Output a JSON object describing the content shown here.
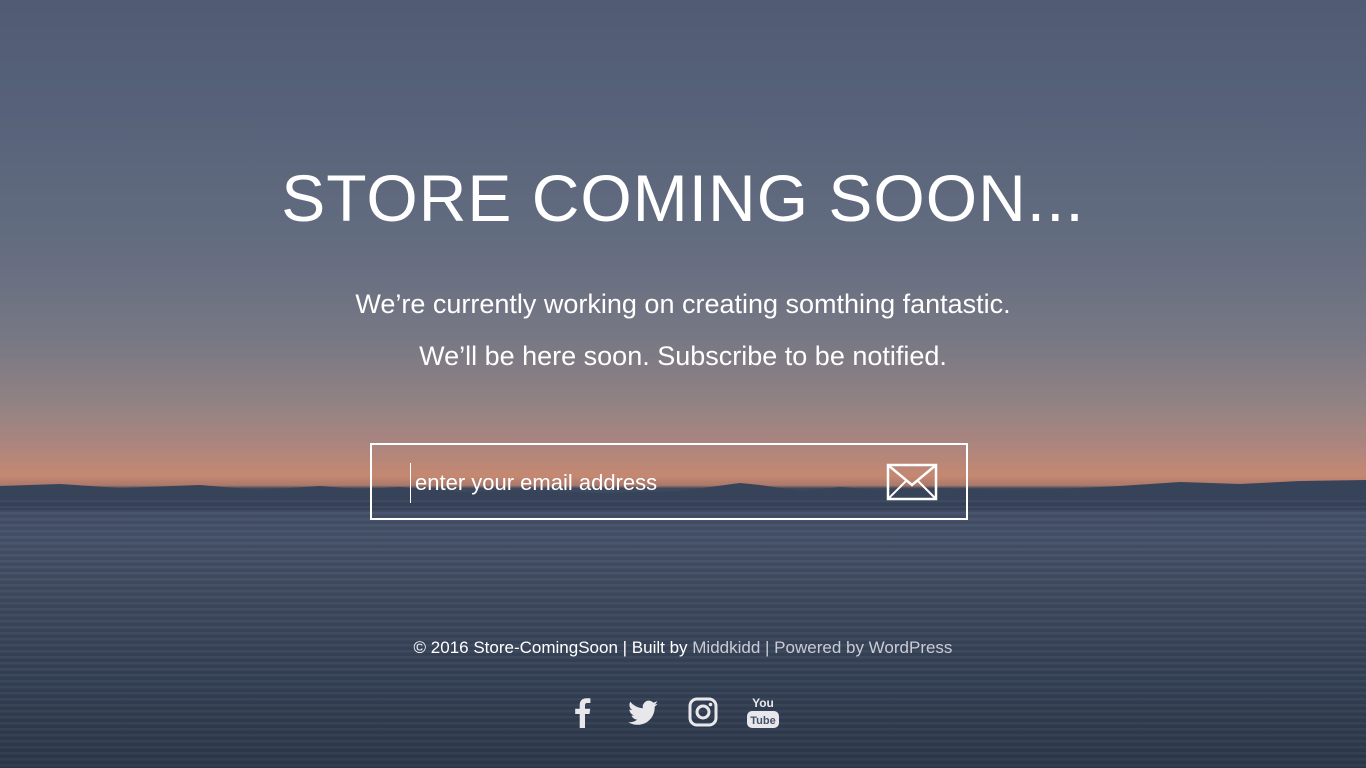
{
  "headline": "STORE COMING SOON...",
  "subtitle_line1": "We’re currently working on creating somthing fantastic.",
  "subtitle_line2": "We’ll be here soon. Subscribe to be notified.",
  "email_form": {
    "placeholder": "enter your email address",
    "value": "",
    "submit_icon": "envelope-icon"
  },
  "footer": {
    "copyright": "© 2016 Store-ComingSoon | Built by ",
    "builder_link": "Middkidd",
    "separator": " | ",
    "powered_by": "Powered by WordPress"
  },
  "social": [
    {
      "name": "facebook",
      "icon": "facebook-icon"
    },
    {
      "name": "twitter",
      "icon": "twitter-icon"
    },
    {
      "name": "instagram",
      "icon": "instagram-icon"
    },
    {
      "name": "youtube",
      "icon": "youtube-icon",
      "label_top": "You",
      "label_bottom": "Tube"
    }
  ],
  "colors": {
    "text": "#ffffff",
    "muted_link": "#c9ccd4",
    "sky_top": "#556079",
    "horizon": "#d49176",
    "water": "#46526a"
  }
}
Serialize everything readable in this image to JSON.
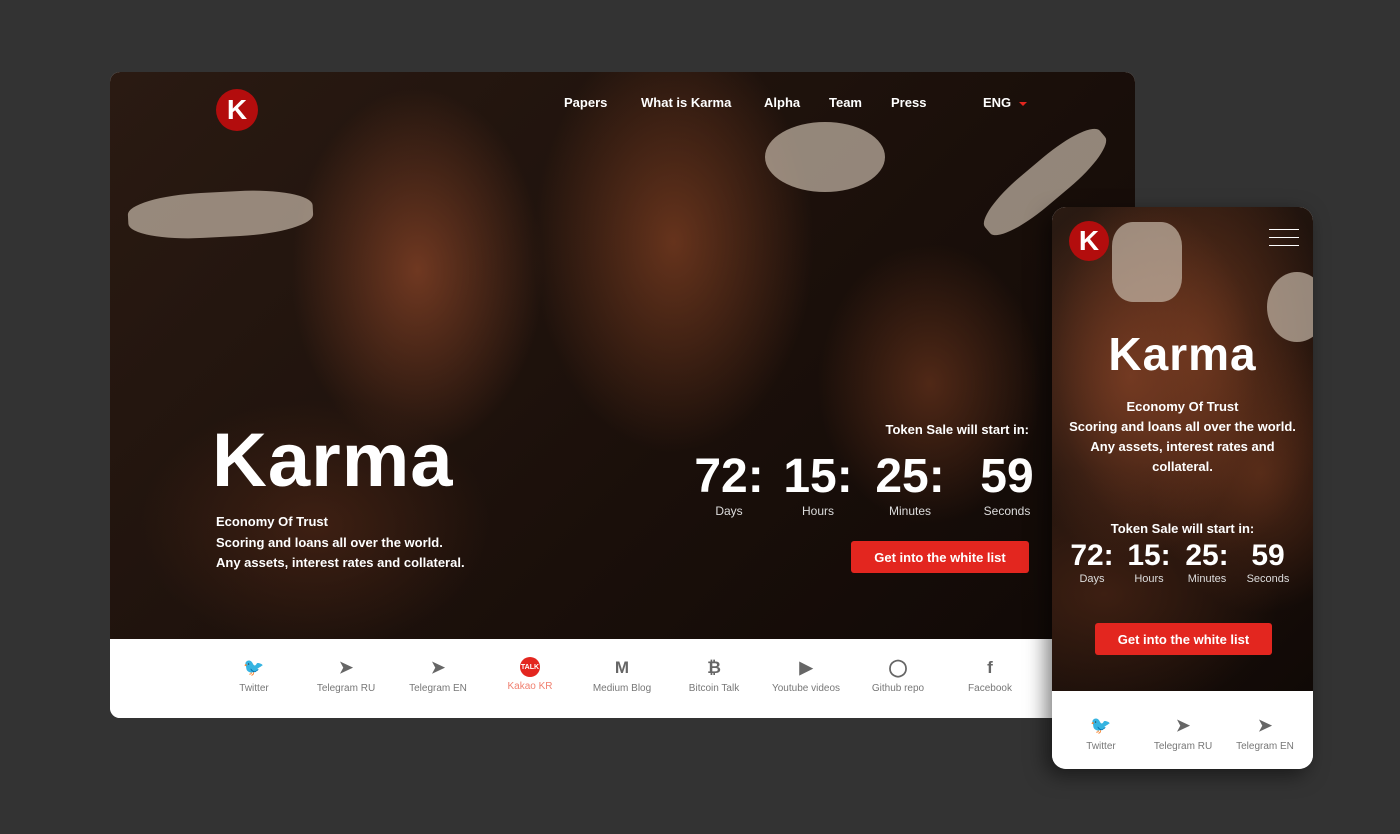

·····

_INSTRUCTIONS TO FOLLOW_
Set down all the data again exactly as above, pictures excluded.

_THE OUTPUT_
Output a JSON object describing the content shown here.
{
  "headline": "STORE COMING SOON...",
  "subtitle_line1": "We’re currently working on creating somthing fantastic.",
  "subtitle_line2": "We’ll be here soon. Subscribe to be notified.",
  "email_form": {
    "placeholder": "enter your email address",
    "value": "",
    "submit_icon": "envelope-icon"
  },
  "footer": {
    "copyright": "© 2016 Store-ComingSoon | Built by ",
    "builder_link": "Middkidd",
    "separator": " | ",
    "powered_by": "Powered by WordPress"
  },
  "social": [
    {
      "name": "facebook",
      "icon": "facebook-icon"
    },
    {
      "name": "twitter",
      "icon": "twitter-icon"
    },
    {
      "name": "instagram",
      "icon": "instagram-icon"
    },
    {
      "name": "youtube",
      "icon": "youtube-icon",
      "label_top": "You",
      "label_bottom": "Tube"
    }
  ],
  "colors": {
    "text": "#ffffff",
    "muted_link": "#c9ccd4",
    "sky_top": "#556079",
    "horizon": "#d49176",
    "water": "#46526a"
  }
}
Serialize everything readable in this image to JSON.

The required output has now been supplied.